═════ Provided information ═════

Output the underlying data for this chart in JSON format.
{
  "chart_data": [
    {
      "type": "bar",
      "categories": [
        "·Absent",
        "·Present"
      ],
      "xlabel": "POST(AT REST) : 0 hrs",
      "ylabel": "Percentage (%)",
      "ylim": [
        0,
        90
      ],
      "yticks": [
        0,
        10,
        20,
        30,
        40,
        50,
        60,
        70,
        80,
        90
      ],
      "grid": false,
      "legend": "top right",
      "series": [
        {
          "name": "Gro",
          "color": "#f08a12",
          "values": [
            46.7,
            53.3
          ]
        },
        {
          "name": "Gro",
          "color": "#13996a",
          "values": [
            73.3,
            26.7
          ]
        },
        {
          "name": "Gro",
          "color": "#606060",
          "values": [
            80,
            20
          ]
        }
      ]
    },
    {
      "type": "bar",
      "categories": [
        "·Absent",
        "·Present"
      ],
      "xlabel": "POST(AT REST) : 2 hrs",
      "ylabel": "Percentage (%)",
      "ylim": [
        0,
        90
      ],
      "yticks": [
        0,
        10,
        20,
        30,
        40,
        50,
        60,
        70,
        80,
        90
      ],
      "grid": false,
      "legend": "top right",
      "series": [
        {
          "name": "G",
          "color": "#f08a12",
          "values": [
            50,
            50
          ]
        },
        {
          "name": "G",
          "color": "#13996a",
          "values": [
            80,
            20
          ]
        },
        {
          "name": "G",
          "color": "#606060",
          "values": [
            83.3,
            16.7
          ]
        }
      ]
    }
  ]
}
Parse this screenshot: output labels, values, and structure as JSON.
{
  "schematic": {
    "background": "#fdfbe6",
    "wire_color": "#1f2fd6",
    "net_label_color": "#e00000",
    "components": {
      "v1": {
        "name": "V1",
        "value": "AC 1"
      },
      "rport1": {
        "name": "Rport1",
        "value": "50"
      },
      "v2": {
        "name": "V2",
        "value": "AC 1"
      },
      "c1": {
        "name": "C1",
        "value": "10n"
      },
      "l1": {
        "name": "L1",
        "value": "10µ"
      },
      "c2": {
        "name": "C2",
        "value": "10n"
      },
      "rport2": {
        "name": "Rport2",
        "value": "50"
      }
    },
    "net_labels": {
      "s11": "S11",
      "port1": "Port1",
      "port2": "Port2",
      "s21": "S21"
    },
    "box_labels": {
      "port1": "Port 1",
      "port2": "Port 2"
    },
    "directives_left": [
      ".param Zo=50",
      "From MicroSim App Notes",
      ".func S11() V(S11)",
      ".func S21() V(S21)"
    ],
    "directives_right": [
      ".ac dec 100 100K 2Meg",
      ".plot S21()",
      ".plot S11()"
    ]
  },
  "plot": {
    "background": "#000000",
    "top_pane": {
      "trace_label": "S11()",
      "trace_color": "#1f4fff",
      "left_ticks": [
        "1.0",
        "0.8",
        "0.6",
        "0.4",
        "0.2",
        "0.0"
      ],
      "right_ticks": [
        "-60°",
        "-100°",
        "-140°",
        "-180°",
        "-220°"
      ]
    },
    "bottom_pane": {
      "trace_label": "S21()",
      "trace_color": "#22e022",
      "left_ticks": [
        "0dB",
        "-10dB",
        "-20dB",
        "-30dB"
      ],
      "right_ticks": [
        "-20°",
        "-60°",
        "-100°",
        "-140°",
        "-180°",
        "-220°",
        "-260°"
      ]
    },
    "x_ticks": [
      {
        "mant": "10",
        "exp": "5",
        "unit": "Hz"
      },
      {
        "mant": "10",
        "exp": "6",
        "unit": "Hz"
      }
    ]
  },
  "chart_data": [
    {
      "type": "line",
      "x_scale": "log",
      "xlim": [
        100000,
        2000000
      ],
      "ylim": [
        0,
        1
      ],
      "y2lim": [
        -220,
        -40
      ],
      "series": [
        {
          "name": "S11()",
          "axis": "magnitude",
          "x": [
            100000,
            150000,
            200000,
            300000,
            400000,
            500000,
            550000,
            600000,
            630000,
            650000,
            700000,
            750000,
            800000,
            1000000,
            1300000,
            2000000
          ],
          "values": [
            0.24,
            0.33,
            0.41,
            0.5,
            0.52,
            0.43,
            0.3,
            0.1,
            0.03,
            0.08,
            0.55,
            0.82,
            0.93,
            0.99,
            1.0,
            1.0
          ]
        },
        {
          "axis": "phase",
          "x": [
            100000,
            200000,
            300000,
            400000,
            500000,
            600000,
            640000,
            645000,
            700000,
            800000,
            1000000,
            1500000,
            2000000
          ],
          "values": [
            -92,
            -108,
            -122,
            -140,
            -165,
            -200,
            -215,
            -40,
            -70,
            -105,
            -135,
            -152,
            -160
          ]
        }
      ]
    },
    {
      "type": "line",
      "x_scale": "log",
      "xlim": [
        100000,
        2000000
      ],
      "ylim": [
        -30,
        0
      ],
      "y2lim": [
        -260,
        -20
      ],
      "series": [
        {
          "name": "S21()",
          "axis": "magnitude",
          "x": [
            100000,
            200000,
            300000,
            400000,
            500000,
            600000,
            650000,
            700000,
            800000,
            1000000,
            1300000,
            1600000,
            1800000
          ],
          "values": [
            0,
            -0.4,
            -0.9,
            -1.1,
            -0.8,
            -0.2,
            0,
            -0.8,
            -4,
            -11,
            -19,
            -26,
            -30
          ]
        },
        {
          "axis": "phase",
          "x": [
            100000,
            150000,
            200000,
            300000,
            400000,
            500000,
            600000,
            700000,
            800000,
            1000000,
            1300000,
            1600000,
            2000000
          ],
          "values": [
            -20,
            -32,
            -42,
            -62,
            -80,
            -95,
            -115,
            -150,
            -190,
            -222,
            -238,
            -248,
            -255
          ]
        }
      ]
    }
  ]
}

═════

Given exercise.
Repeat the data precisely, line by line.

Exercise result.
Output the underlying data for this chart in JSON format.
{
  "chart_data": [
    {
      "type": "bar",
      "categories": [
        "·Absent",
        "·Present"
      ],
      "xlabel": "POST(AT REST) : 0 hrs",
      "ylabel": "Percentage (%)",
      "ylim": [
        0,
        90
      ],
      "yticks": [
        0,
        10,
        20,
        30,
        40,
        50,
        60,
        70,
        80,
        90
      ],
      "grid": false,
      "legend": "top right",
      "series": [
        {
          "name": "Gro",
          "color": "#f08a12",
          "values": [
            46.7,
            53.3
          ]
        },
        {
          "name": "Gro",
          "color": "#13996a",
          "values": [
            73.3,
            26.7
          ]
        },
        {
          "name": "Gro",
          "color": "#606060",
          "values": [
            80,
            20
          ]
        }
      ]
    },
    {
      "type": "bar",
      "categories": [
        "·Absent",
        "·Present"
      ],
      "xlabel": "POST(AT REST) : 2 hrs",
      "ylabel": "Percentage (%)",
      "ylim": [
        0,
        90
      ],
      "yticks": [
        0,
        10,
        20,
        30,
        40,
        50,
        60,
        70,
        80,
        90
      ],
      "grid": false,
      "legend": "top right",
      "series": [
        {
          "name": "G",
          "color": "#f08a12",
          "values": [
            50,
            50
          ]
        },
        {
          "name": "G",
          "color": "#13996a",
          "values": [
            80,
            20
          ]
        },
        {
          "name": "G",
          "color": "#606060",
          "values": [
            83.3,
            16.7
          ]
        }
      ]
    }
  ]
}
Parse this screenshot: output labels, values, and structure as JSON.
{
  "schematic": {
    "background": "#fdfbe6",
    "wire_color": "#1f2fd6",
    "net_label_color": "#e00000",
    "components": {
      "v1": {
        "name": "V1",
        "value": "AC 1"
      },
      "rport1": {
        "name": "Rport1",
        "value": "50"
      },
      "v2": {
        "name": "V2",
        "value": "AC 1"
      },
      "c1": {
        "name": "C1",
        "value": "10n"
      },
      "l1": {
        "name": "L1",
        "value": "10µ"
      },
      "c2": {
        "name": "C2",
        "value": "10n"
      },
      "rport2": {
        "name": "Rport2",
        "value": "50"
      }
    },
    "net_labels": {
      "s11": "S11",
      "port1": "Port1",
      "port2": "Port2",
      "s21": "S21"
    },
    "box_labels": {
      "port1": "Port 1",
      "port2": "Port 2"
    },
    "directives_left": [
      ".param Zo=50",
      "From MicroSim App Notes",
      ".func S11() V(S11)",
      ".func S21() V(S21)"
    ],
    "directives_right": [
      ".ac dec 100 100K 2Meg",
      ".plot S21()",
      ".plot S11()"
    ]
  },
  "plot": {
    "background": "#000000",
    "top_pane": {
      "trace_label": "S11()",
      "trace_color": "#1f4fff",
      "left_ticks": [
        "1.0",
        "0.8",
        "0.6",
        "0.4",
        "0.2",
        "0.0"
      ],
      "right_ticks": [
        "-60°",
        "-100°",
        "-140°",
        "-180°",
        "-220°"
      ]
    },
    "bottom_pane": {
      "trace_label": "S21()",
      "trace_color": "#22e022",
      "left_ticks": [
        "0dB",
        "-10dB",
        "-20dB",
        "-30dB"
      ],
      "right_ticks": [
        "-20°",
        "-60°",
        "-100°",
        "-140°",
        "-180°",
        "-220°",
        "-260°"
      ]
    },
    "x_ticks": [
      {
        "mant": "10",
        "exp": "5",
        "unit": "Hz"
      },
      {
        "mant": "10",
        "exp": "6",
        "unit": "Hz"
      }
    ]
  },
  "chart_data": [
    {
      "type": "line",
      "x_scale": "log",
      "xlim": [
        100000,
        2000000
      ],
      "ylim": [
        0,
        1
      ],
      "y2lim": [
        -220,
        -40
      ],
      "series": [
        {
          "name": "S11()",
          "axis": "magnitude",
          "x": [
            100000,
            150000,
            200000,
            300000,
            400000,
            500000,
            550000,
            600000,
            630000,
            650000,
            700000,
            750000,
            800000,
            1000000,
            1300000,
            2000000
          ],
          "values": [
            0.24,
            0.33,
            0.41,
            0.5,
            0.52,
            0.43,
            0.3,
            0.1,
            0.03,
            0.08,
            0.55,
            0.82,
            0.93,
            0.99,
            1.0,
            1.0
          ]
        },
        {
          "axis": "phase",
          "x": [
            100000,
            200000,
            300000,
            400000,
            500000,
            600000,
            640000,
            645000,
            700000,
            800000,
            1000000,
            1500000,
            2000000
          ],
          "values": [
            -92,
            -108,
            -122,
            -140,
            -165,
            -200,
            -215,
            -40,
            -70,
            -105,
            -135,
            -152,
            -160
          ]
        }
      ]
    },
    {
      "type": "line",
      "x_scale": "log",
      "xlim": [
        100000,
        2000000
      ],
      "ylim": [
        -30,
        0
      ],
      "y2lim": [
        -260,
        -20
      ],
      "series": [
        {
          "name": "S21()",
          "axis": "magnitude",
          "x": [
            100000,
            200000,
            300000,
            400000,
            500000,
            600000,
            650000,
            700000,
            800000,
            1000000,
            1300000,
            1600000,
            1800000
          ],
          "values": [
            0,
            -0.4,
            -0.9,
            -1.1,
            -0.8,
            -0.2,
            0,
            -0.8,
            -4,
            -11,
            -19,
            -26,
            -30
          ]
        },
        {
          "axis": "phase",
          "x": [
            100000,
            150000,
            200000,
            300000,
            400000,
            500000,
            600000,
            700000,
            800000,
            1000000,
            1300000,
            1600000,
            2000000
          ],
          "values": [
            -20,
            -32,
            -42,
            -62,
            -80,
            -95,
            -115,
            -150,
            -190,
            -222,
            -238,
            -248,
            -255
          ]
        }
      ]
    }
  ]
}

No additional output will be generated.